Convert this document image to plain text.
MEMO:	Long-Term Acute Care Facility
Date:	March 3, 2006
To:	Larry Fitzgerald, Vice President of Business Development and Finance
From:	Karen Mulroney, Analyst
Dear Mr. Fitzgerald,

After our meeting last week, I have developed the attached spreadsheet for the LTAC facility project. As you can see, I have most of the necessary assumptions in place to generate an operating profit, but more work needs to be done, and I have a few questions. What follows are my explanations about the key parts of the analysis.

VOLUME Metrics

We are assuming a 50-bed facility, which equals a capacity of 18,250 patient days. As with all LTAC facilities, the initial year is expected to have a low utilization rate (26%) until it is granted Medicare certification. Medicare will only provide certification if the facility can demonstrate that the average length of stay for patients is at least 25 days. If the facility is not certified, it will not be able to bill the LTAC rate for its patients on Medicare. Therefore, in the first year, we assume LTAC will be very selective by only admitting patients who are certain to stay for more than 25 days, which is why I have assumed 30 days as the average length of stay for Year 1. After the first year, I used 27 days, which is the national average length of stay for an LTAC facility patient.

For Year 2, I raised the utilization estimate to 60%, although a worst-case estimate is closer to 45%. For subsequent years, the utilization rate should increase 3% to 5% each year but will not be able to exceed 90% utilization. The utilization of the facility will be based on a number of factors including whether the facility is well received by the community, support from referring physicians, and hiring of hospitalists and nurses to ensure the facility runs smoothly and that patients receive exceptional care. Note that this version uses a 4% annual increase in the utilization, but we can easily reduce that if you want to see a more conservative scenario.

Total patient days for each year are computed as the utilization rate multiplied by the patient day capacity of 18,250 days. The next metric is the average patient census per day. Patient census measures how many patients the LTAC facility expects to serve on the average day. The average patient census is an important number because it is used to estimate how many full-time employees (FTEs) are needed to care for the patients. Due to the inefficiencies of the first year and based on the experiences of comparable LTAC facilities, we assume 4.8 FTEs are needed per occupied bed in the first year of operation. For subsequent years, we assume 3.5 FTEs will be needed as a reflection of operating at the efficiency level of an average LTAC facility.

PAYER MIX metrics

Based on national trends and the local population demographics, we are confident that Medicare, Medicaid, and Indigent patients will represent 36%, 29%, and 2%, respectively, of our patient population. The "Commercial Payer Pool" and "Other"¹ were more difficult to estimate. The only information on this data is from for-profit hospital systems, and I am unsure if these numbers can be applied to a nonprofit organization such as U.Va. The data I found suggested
● ● ● ●
The task: What is needed is every line from the data above that includes the string "profit", copied out.

Task output:
After our meeting last week, I have developed the attached spreadsheet for the LTAC facility project. As you can see, I have most of the necessary assumptions in place to generate an operating profit, but more work needs to be done, and I have a few questions. What follows are my explanations about the key parts of the analysis.
Based on national trends and the local population demographics, we are confident that Medicare, Medicaid, and Indigent patients will represent 36%, 29%, and 2%, respectively, of our patient population. The "Commercial Payer Pool" and "Other"¹ were more difficult to estimate. The only information on this data is from for-profit hospital systems, and I am unsure if these numbers can be applied to a nonprofit organization such as U.Va. The data I found suggested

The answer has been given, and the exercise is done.